>> Start Record extracts

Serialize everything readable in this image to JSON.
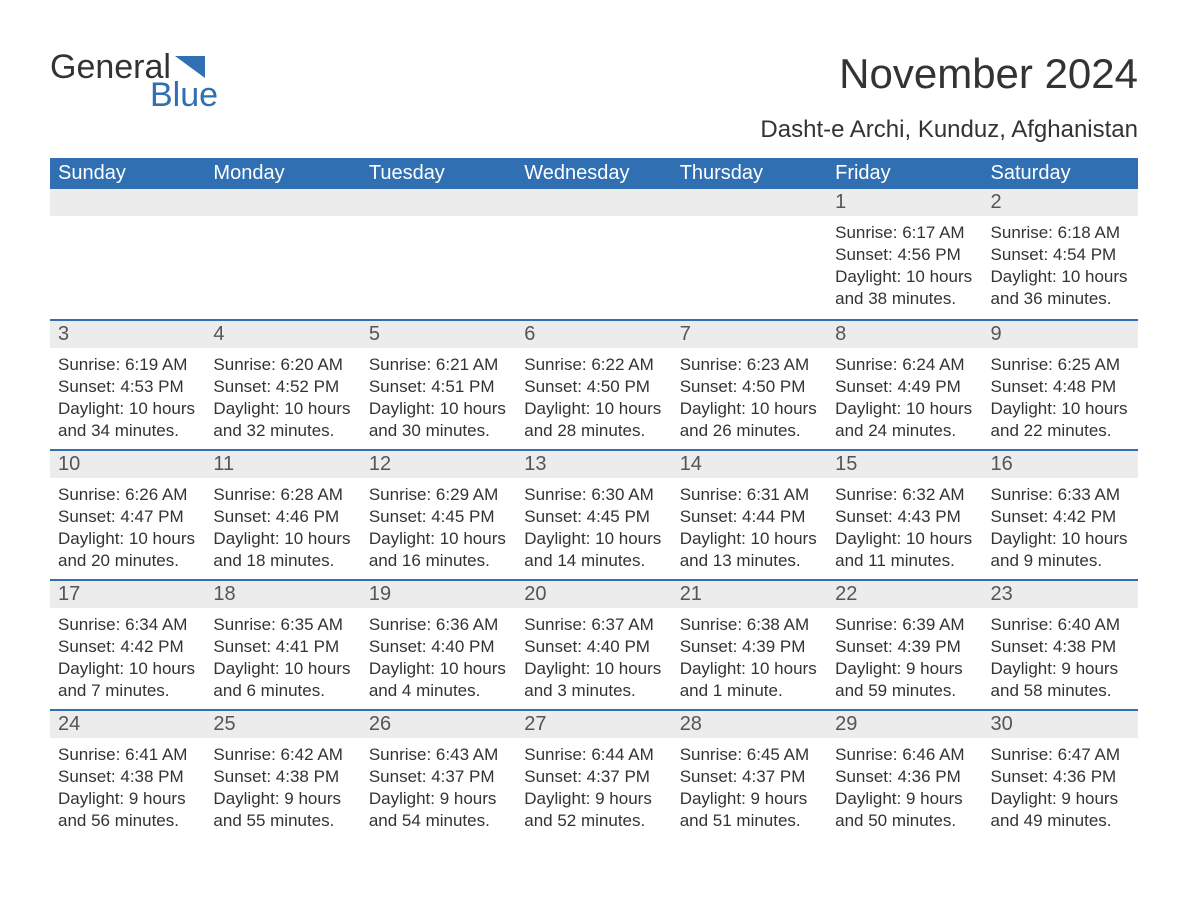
{
  "brand": {
    "word1": "General",
    "word2": "Blue",
    "accent_color": "#2f6fb2"
  },
  "title": "November 2024",
  "location": "Dasht-e Archi, Kunduz, Afghanistan",
  "colors": {
    "header_bg": "#2f6fb2",
    "header_text": "#ffffff",
    "daynum_bg": "#ececec",
    "row_border": "#2f6fb2",
    "text": "#333333",
    "background": "#ffffff"
  },
  "day_headers": [
    "Sunday",
    "Monday",
    "Tuesday",
    "Wednesday",
    "Thursday",
    "Friday",
    "Saturday"
  ],
  "weeks": [
    [
      {
        "n": "",
        "sunrise": "",
        "sunset": "",
        "daylight": ""
      },
      {
        "n": "",
        "sunrise": "",
        "sunset": "",
        "daylight": ""
      },
      {
        "n": "",
        "sunrise": "",
        "sunset": "",
        "daylight": ""
      },
      {
        "n": "",
        "sunrise": "",
        "sunset": "",
        "daylight": ""
      },
      {
        "n": "",
        "sunrise": "",
        "sunset": "",
        "daylight": ""
      },
      {
        "n": "1",
        "sunrise": "Sunrise: 6:17 AM",
        "sunset": "Sunset: 4:56 PM",
        "daylight": "Daylight: 10 hours and 38 minutes."
      },
      {
        "n": "2",
        "sunrise": "Sunrise: 6:18 AM",
        "sunset": "Sunset: 4:54 PM",
        "daylight": "Daylight: 10 hours and 36 minutes."
      }
    ],
    [
      {
        "n": "3",
        "sunrise": "Sunrise: 6:19 AM",
        "sunset": "Sunset: 4:53 PM",
        "daylight": "Daylight: 10 hours and 34 minutes."
      },
      {
        "n": "4",
        "sunrise": "Sunrise: 6:20 AM",
        "sunset": "Sunset: 4:52 PM",
        "daylight": "Daylight: 10 hours and 32 minutes."
      },
      {
        "n": "5",
        "sunrise": "Sunrise: 6:21 AM",
        "sunset": "Sunset: 4:51 PM",
        "daylight": "Daylight: 10 hours and 30 minutes."
      },
      {
        "n": "6",
        "sunrise": "Sunrise: 6:22 AM",
        "sunset": "Sunset: 4:50 PM",
        "daylight": "Daylight: 10 hours and 28 minutes."
      },
      {
        "n": "7",
        "sunrise": "Sunrise: 6:23 AM",
        "sunset": "Sunset: 4:50 PM",
        "daylight": "Daylight: 10 hours and 26 minutes."
      },
      {
        "n": "8",
        "sunrise": "Sunrise: 6:24 AM",
        "sunset": "Sunset: 4:49 PM",
        "daylight": "Daylight: 10 hours and 24 minutes."
      },
      {
        "n": "9",
        "sunrise": "Sunrise: 6:25 AM",
        "sunset": "Sunset: 4:48 PM",
        "daylight": "Daylight: 10 hours and 22 minutes."
      }
    ],
    [
      {
        "n": "10",
        "sunrise": "Sunrise: 6:26 AM",
        "sunset": "Sunset: 4:47 PM",
        "daylight": "Daylight: 10 hours and 20 minutes."
      },
      {
        "n": "11",
        "sunrise": "Sunrise: 6:28 AM",
        "sunset": "Sunset: 4:46 PM",
        "daylight": "Daylight: 10 hours and 18 minutes."
      },
      {
        "n": "12",
        "sunrise": "Sunrise: 6:29 AM",
        "sunset": "Sunset: 4:45 PM",
        "daylight": "Daylight: 10 hours and 16 minutes."
      },
      {
        "n": "13",
        "sunrise": "Sunrise: 6:30 AM",
        "sunset": "Sunset: 4:45 PM",
        "daylight": "Daylight: 10 hours and 14 minutes."
      },
      {
        "n": "14",
        "sunrise": "Sunrise: 6:31 AM",
        "sunset": "Sunset: 4:44 PM",
        "daylight": "Daylight: 10 hours and 13 minutes."
      },
      {
        "n": "15",
        "sunrise": "Sunrise: 6:32 AM",
        "sunset": "Sunset: 4:43 PM",
        "daylight": "Daylight: 10 hours and 11 minutes."
      },
      {
        "n": "16",
        "sunrise": "Sunrise: 6:33 AM",
        "sunset": "Sunset: 4:42 PM",
        "daylight": "Daylight: 10 hours and 9 minutes."
      }
    ],
    [
      {
        "n": "17",
        "sunrise": "Sunrise: 6:34 AM",
        "sunset": "Sunset: 4:42 PM",
        "daylight": "Daylight: 10 hours and 7 minutes."
      },
      {
        "n": "18",
        "sunrise": "Sunrise: 6:35 AM",
        "sunset": "Sunset: 4:41 PM",
        "daylight": "Daylight: 10 hours and 6 minutes."
      },
      {
        "n": "19",
        "sunrise": "Sunrise: 6:36 AM",
        "sunset": "Sunset: 4:40 PM",
        "daylight": "Daylight: 10 hours and 4 minutes."
      },
      {
        "n": "20",
        "sunrise": "Sunrise: 6:37 AM",
        "sunset": "Sunset: 4:40 PM",
        "daylight": "Daylight: 10 hours and 3 minutes."
      },
      {
        "n": "21",
        "sunrise": "Sunrise: 6:38 AM",
        "sunset": "Sunset: 4:39 PM",
        "daylight": "Daylight: 10 hours and 1 minute."
      },
      {
        "n": "22",
        "sunrise": "Sunrise: 6:39 AM",
        "sunset": "Sunset: 4:39 PM",
        "daylight": "Daylight: 9 hours and 59 minutes."
      },
      {
        "n": "23",
        "sunrise": "Sunrise: 6:40 AM",
        "sunset": "Sunset: 4:38 PM",
        "daylight": "Daylight: 9 hours and 58 minutes."
      }
    ],
    [
      {
        "n": "24",
        "sunrise": "Sunrise: 6:41 AM",
        "sunset": "Sunset: 4:38 PM",
        "daylight": "Daylight: 9 hours and 56 minutes."
      },
      {
        "n": "25",
        "sunrise": "Sunrise: 6:42 AM",
        "sunset": "Sunset: 4:38 PM",
        "daylight": "Daylight: 9 hours and 55 minutes."
      },
      {
        "n": "26",
        "sunrise": "Sunrise: 6:43 AM",
        "sunset": "Sunset: 4:37 PM",
        "daylight": "Daylight: 9 hours and 54 minutes."
      },
      {
        "n": "27",
        "sunrise": "Sunrise: 6:44 AM",
        "sunset": "Sunset: 4:37 PM",
        "daylight": "Daylight: 9 hours and 52 minutes."
      },
      {
        "n": "28",
        "sunrise": "Sunrise: 6:45 AM",
        "sunset": "Sunset: 4:37 PM",
        "daylight": "Daylight: 9 hours and 51 minutes."
      },
      {
        "n": "29",
        "sunrise": "Sunrise: 6:46 AM",
        "sunset": "Sunset: 4:36 PM",
        "daylight": "Daylight: 9 hours and 50 minutes."
      },
      {
        "n": "30",
        "sunrise": "Sunrise: 6:47 AM",
        "sunset": "Sunset: 4:36 PM",
        "daylight": "Daylight: 9 hours and 49 minutes."
      }
    ]
  ]
}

>> End Record extracts

Task — Copy out every line of the data that includes "ffffff".

Exercise response —
    "header_text": "#ffffff",
    "background": "#ffffff"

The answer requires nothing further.